Instructions to follow:
Set every record down verbatim and omit the pictures.

Available records:
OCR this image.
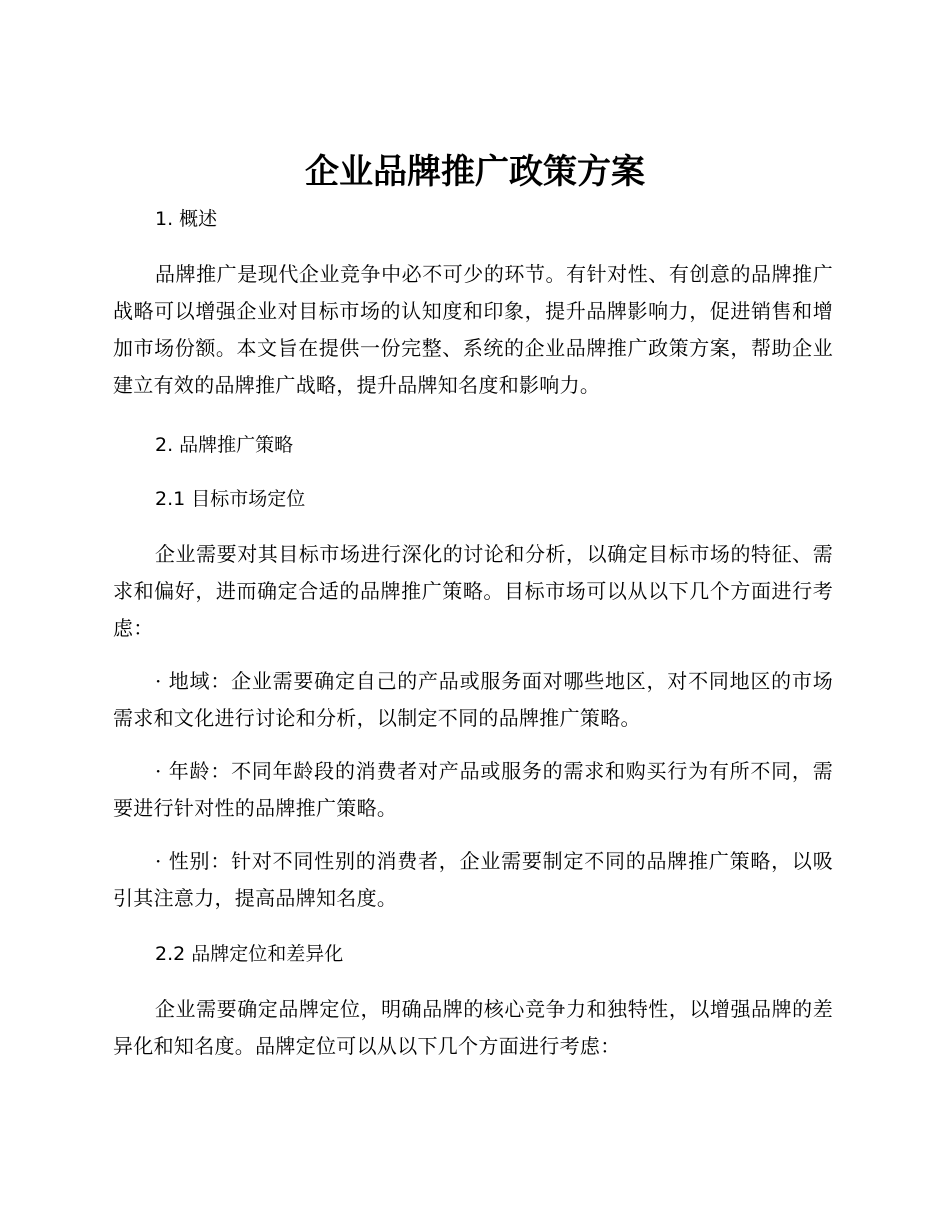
企业品牌推广政策方案
1. 概述

品牌推广是现代企业竞争中必不可少的环节。有针对性、有创意的品牌推广战略可以增强企业对目标市场的认知度和印象，提升品牌影响力，促进销售和增加市场份额。本文旨在提供一份完整、系统的企业品牌推广政策方案，帮助企业建立有效的品牌推广战略，提升品牌知名度和影响力。

2. 品牌推广策略
2.1 目标市场定位

企业需要对其目标市场进行深化的讨论和分析，以确定目标市场的特征、需求和偏好，进而确定合适的品牌推广策略。目标市场可以从以下几个方面进行考虑：

· 地域：企业需要确定自己的产品或服务面对哪些地区，对不同地区的市场需求和文化进行讨论和分析，以制定不同的品牌推广策略。

· 年龄：不同年龄段的消费者对产品或服务的需求和购买行为有所不同，需要进行针对性的品牌推广策略。

· 性别：针对不同性别的消费者，企业需要制定不同的品牌推广策略，以吸引其注意力，提高品牌知名度。

2.2 品牌定位和差异化

企业需要确定品牌定位，明确品牌的核心竞争力和独特性，以增强品牌的差异化和知名度。品牌定位可以从以下几个方面进行考虑：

Problem solution:
OCR this image.
企业品牌推广政策方案
1. 概述

品牌推广是现代企业竞争中必不可少的环节。有针对性、有创意的品牌推广战略可以增强企业对目标市场的认知度和印象，提升品牌影响力，促进销售和增加市场份额。本文旨在提供一份完整、系统的企业品牌推广政策方案，帮助企业建立有效的品牌推广战略，提升品牌知名度和影响力。

2. 品牌推广策略
2.1 目标市场定位

企业需要对其目标市场进行深化的讨论和分析，以确定目标市场的特征、需求和偏好，进而确定合适的品牌推广策略。目标市场可以从以下几个方面进行考虑：

· 地域：企业需要确定自己的产品或服务面对哪些地区，对不同地区的市场需求和文化进行讨论和分析，以制定不同的品牌推广策略。

· 年龄：不同年龄段的消费者对产品或服务的需求和购买行为有所不同，需要进行针对性的品牌推广策略。

· 性别：针对不同性别的消费者，企业需要制定不同的品牌推广策略，以吸引其注意力，提高品牌知名度。

2.2 品牌定位和差异化

企业需要确定品牌定位，明确品牌的核心竞争力和独特性，以增强品牌的差异化和知名度。品牌定位可以从以下几个方面进行考虑：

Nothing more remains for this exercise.